--- START OF Supplied material ---

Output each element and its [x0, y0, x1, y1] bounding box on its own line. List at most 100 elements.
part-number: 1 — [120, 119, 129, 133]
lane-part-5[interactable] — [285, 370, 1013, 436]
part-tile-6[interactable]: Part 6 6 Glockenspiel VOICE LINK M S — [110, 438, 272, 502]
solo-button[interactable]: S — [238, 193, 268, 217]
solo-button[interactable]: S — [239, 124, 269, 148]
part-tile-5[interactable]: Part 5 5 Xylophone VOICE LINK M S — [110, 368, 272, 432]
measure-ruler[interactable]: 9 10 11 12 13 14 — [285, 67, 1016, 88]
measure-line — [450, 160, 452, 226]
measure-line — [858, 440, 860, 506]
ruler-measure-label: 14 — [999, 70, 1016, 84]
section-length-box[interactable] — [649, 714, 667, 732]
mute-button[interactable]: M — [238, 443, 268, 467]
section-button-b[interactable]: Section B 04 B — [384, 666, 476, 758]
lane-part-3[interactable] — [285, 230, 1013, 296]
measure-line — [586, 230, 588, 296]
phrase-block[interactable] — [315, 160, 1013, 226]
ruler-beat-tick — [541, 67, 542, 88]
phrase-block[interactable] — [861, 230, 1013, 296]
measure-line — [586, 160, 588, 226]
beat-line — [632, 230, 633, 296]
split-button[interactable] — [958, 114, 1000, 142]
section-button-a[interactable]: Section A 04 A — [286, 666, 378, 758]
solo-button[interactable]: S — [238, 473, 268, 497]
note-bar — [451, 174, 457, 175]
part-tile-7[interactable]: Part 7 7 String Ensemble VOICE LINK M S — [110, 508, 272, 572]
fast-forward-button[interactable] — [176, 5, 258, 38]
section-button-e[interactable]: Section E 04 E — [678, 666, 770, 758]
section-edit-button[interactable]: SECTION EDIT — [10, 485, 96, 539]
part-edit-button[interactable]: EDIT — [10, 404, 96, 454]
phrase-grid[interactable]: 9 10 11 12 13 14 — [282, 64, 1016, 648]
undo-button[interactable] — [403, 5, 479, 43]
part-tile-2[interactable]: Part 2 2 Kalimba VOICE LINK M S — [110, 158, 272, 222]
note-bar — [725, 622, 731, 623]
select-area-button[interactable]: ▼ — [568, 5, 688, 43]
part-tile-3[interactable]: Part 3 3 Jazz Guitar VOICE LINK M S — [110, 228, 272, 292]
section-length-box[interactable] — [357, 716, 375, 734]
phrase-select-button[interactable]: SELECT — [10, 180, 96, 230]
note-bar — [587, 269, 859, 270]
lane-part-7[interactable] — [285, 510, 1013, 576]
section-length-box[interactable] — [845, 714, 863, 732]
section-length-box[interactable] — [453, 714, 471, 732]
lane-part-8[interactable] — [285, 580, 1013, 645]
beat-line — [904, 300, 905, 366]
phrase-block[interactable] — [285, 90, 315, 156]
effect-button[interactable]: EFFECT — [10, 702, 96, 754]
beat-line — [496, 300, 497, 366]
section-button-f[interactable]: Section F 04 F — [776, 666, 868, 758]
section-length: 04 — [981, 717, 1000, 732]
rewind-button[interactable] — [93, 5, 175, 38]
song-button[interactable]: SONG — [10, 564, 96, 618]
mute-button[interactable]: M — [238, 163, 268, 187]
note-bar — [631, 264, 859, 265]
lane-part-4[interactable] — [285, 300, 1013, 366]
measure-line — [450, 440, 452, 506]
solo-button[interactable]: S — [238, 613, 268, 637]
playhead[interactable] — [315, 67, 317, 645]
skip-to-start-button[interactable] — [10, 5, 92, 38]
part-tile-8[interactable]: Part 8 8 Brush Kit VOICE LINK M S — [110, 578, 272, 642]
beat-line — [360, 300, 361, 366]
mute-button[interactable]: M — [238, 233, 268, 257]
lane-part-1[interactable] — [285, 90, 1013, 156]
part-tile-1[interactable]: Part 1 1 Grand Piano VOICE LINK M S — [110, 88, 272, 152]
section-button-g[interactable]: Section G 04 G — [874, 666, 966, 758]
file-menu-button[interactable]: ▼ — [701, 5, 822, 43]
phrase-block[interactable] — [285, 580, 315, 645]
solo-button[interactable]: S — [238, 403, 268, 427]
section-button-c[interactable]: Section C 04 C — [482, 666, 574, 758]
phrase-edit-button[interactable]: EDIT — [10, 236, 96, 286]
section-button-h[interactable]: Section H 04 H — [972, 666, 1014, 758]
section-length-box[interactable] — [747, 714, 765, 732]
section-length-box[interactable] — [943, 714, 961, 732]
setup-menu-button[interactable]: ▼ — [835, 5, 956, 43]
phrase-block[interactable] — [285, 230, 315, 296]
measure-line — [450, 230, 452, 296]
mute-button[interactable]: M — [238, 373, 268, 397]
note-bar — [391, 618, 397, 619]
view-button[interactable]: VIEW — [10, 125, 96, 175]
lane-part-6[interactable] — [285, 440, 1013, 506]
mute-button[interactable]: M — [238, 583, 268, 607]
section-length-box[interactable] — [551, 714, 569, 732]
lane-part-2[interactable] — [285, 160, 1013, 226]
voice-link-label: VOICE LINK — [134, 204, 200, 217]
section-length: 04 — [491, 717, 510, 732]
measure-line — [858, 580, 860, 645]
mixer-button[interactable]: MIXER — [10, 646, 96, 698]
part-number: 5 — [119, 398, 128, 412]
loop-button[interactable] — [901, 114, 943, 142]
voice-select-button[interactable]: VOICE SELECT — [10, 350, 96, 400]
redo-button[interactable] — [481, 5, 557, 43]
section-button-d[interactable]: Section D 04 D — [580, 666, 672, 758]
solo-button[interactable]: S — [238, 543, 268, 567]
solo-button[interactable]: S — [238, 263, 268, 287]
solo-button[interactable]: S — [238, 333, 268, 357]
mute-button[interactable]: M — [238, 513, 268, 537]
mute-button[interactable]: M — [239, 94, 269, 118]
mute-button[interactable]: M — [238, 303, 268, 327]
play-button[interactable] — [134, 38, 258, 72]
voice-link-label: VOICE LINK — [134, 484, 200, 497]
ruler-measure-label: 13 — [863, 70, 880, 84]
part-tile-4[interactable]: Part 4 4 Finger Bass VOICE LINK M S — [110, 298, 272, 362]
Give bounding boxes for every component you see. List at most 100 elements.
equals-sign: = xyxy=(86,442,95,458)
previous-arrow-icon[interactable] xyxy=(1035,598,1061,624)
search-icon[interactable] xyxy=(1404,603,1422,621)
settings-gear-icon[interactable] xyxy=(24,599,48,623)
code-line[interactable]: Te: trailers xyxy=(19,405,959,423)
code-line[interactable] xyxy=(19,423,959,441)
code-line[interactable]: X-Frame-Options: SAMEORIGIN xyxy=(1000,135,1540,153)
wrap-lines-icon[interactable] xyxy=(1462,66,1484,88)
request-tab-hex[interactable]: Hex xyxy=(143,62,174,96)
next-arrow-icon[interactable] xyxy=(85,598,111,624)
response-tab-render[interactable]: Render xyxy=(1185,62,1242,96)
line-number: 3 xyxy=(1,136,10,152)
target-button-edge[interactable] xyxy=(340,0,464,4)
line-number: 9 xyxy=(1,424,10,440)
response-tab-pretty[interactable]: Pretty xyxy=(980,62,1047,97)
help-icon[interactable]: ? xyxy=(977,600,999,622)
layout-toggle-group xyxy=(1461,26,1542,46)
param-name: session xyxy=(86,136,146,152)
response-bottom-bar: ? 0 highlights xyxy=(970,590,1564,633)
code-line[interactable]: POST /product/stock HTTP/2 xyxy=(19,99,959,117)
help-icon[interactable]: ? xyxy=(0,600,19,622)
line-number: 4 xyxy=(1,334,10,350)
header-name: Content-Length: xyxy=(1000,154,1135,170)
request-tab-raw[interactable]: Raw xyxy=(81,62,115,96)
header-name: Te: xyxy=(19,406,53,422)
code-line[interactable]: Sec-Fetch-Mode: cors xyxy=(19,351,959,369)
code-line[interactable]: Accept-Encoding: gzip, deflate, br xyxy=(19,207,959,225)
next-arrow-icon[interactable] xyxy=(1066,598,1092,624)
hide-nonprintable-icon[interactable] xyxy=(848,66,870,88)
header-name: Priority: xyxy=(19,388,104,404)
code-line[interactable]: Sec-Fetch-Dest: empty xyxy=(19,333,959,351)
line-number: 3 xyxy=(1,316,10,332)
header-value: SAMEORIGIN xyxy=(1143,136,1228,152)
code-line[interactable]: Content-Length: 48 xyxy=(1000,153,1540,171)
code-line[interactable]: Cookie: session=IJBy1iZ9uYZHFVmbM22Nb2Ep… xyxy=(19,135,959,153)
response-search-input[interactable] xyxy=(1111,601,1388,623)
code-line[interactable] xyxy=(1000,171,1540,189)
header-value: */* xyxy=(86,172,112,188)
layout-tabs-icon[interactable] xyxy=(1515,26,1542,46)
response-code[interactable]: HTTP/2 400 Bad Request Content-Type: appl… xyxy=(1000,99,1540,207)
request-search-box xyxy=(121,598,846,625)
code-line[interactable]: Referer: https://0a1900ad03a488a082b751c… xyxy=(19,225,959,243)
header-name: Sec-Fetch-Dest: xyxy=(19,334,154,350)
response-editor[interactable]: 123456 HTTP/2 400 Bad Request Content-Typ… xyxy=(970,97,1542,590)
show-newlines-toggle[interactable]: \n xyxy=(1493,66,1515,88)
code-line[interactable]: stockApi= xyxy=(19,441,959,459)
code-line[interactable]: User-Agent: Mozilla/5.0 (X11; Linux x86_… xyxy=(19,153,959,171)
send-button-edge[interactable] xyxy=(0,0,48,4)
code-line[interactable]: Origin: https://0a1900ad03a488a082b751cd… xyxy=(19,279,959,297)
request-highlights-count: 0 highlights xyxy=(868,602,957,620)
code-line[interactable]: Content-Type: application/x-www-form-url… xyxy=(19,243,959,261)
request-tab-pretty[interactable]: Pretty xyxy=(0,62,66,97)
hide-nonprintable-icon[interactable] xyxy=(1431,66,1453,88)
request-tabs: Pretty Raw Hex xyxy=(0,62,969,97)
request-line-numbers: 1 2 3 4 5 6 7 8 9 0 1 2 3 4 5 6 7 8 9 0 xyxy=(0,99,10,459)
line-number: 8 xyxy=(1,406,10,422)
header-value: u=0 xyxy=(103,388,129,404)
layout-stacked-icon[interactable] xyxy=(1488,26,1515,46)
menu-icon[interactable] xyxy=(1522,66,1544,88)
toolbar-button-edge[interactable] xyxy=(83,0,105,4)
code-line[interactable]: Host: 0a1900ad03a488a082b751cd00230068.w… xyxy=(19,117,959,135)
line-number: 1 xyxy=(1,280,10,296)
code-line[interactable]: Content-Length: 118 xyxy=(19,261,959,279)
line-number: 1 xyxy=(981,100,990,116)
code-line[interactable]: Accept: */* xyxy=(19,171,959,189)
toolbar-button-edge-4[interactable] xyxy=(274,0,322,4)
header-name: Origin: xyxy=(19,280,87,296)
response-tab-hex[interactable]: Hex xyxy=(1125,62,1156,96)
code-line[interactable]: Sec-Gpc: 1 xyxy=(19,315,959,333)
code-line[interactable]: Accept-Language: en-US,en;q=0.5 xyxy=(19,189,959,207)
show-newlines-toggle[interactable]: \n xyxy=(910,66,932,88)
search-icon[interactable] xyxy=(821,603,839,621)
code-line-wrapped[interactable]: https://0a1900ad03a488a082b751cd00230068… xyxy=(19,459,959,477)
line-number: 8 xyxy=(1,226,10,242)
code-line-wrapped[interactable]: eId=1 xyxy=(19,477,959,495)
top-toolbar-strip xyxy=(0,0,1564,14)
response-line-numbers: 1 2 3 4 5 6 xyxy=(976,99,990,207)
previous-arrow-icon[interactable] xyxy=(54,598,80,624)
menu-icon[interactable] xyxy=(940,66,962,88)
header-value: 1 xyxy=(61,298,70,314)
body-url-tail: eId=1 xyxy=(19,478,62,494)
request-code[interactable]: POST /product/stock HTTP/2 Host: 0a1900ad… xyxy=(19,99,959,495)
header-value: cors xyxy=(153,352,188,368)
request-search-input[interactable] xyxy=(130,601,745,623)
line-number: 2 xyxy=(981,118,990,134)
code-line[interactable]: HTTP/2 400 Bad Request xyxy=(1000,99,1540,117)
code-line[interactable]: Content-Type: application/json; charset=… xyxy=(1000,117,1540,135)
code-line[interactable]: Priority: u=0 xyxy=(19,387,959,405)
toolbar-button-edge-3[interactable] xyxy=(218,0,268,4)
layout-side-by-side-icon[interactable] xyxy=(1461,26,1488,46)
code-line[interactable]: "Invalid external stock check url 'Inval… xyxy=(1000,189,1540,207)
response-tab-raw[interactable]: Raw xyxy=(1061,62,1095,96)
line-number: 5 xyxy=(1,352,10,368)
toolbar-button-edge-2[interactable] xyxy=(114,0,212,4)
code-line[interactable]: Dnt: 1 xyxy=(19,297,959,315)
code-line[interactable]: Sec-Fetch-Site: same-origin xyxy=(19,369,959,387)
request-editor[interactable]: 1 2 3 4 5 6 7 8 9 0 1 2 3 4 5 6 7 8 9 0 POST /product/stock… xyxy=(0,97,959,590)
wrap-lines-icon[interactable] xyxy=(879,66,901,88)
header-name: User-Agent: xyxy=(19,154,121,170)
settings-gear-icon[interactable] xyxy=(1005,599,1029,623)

--- END OF Supplied material ---

Exercise instructions: Please copy the data word for word, beginning at its first line and stopping after the line that contains "ruler-measure-label: 14 — [999, 70, 1016, 84]".

Right answer:
Output each element and its [x0, y0, x1, y1] bounding box on its own line. List at most 100 elements.
part-number: 1 — [120, 119, 129, 133]
lane-part-5[interactable] — [285, 370, 1013, 436]
part-tile-6[interactable]: Part 6 6 Glockenspiel VOICE LINK M S — [110, 438, 272, 502]
solo-button[interactable]: S — [238, 193, 268, 217]
solo-button[interactable]: S — [239, 124, 269, 148]
part-tile-5[interactable]: Part 5 5 Xylophone VOICE LINK M S — [110, 368, 272, 432]
measure-ruler[interactable]: 9 10 11 12 13 14 — [285, 67, 1016, 88]
measure-line — [450, 160, 452, 226]
measure-line — [858, 440, 860, 506]
ruler-measure-label: 14 — [999, 70, 1016, 84]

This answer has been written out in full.